Lines containing the string "pancen" are to be counted; report only how many there are.
************
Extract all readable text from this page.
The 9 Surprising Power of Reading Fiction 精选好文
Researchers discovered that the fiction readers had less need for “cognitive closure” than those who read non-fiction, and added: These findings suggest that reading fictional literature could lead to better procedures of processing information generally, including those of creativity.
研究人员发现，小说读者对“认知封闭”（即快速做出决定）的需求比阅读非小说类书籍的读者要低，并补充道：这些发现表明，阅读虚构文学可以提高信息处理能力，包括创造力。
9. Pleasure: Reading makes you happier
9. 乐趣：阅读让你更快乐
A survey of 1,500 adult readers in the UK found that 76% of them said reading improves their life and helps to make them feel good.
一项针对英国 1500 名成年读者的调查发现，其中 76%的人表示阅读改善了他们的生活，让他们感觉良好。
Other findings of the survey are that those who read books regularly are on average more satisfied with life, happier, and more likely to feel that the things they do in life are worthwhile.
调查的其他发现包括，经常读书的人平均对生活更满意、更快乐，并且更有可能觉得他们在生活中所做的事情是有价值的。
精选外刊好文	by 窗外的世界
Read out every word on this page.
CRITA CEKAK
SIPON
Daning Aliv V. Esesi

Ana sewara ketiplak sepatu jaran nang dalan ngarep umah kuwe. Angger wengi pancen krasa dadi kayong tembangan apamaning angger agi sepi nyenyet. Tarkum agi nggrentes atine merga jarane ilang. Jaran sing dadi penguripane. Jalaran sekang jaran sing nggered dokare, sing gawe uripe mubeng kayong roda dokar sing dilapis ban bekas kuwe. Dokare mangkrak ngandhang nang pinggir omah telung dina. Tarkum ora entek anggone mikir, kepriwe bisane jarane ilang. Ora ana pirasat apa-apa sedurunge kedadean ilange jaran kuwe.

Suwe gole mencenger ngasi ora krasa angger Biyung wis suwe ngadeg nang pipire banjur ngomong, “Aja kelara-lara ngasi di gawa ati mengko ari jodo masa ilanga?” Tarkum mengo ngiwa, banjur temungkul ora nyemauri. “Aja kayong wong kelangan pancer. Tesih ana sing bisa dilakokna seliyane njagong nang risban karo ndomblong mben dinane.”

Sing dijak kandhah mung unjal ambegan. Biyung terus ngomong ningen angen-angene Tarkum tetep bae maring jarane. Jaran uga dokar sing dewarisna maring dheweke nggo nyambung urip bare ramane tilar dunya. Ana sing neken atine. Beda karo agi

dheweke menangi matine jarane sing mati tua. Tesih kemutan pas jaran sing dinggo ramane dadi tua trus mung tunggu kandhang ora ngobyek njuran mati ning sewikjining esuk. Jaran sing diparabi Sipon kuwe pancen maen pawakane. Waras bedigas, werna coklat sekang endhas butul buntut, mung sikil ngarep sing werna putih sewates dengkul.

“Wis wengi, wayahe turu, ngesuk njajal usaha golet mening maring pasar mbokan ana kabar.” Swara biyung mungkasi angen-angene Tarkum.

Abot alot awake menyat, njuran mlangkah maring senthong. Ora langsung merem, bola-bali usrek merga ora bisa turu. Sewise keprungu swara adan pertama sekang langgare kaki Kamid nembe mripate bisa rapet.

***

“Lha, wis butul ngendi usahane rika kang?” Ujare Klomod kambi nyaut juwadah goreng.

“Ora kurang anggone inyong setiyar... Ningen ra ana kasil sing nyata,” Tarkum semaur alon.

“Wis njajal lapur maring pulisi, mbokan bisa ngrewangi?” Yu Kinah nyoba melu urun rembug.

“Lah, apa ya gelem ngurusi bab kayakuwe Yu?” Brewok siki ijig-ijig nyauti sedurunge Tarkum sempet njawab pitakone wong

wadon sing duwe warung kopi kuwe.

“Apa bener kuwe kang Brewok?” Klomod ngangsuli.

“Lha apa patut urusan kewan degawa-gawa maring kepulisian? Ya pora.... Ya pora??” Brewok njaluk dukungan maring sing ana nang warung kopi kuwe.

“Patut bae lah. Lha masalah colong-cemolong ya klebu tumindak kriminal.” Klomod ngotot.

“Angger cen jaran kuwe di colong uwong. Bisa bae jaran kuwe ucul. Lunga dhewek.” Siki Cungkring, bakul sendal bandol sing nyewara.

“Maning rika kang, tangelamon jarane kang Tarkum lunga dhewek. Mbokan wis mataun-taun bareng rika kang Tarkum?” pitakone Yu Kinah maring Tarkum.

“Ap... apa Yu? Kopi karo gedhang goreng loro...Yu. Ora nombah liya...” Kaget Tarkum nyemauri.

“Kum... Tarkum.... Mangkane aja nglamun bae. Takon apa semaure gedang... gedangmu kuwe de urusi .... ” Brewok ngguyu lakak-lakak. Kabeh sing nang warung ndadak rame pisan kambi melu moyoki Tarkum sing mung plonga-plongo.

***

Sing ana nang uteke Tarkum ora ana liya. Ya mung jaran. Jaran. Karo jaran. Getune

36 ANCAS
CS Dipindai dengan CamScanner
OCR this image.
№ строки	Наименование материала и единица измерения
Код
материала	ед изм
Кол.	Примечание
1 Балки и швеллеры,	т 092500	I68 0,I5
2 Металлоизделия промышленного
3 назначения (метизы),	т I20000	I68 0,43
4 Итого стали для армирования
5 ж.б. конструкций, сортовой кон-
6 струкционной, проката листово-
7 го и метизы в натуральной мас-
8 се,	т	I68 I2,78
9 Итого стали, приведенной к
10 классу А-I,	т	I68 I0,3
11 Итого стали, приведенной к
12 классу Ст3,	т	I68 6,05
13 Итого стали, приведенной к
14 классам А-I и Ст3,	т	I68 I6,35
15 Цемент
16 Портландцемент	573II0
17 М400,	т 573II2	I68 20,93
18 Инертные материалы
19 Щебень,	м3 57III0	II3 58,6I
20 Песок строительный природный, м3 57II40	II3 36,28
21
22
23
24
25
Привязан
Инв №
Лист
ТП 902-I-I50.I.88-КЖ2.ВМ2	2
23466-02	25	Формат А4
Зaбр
************
» Written solution
2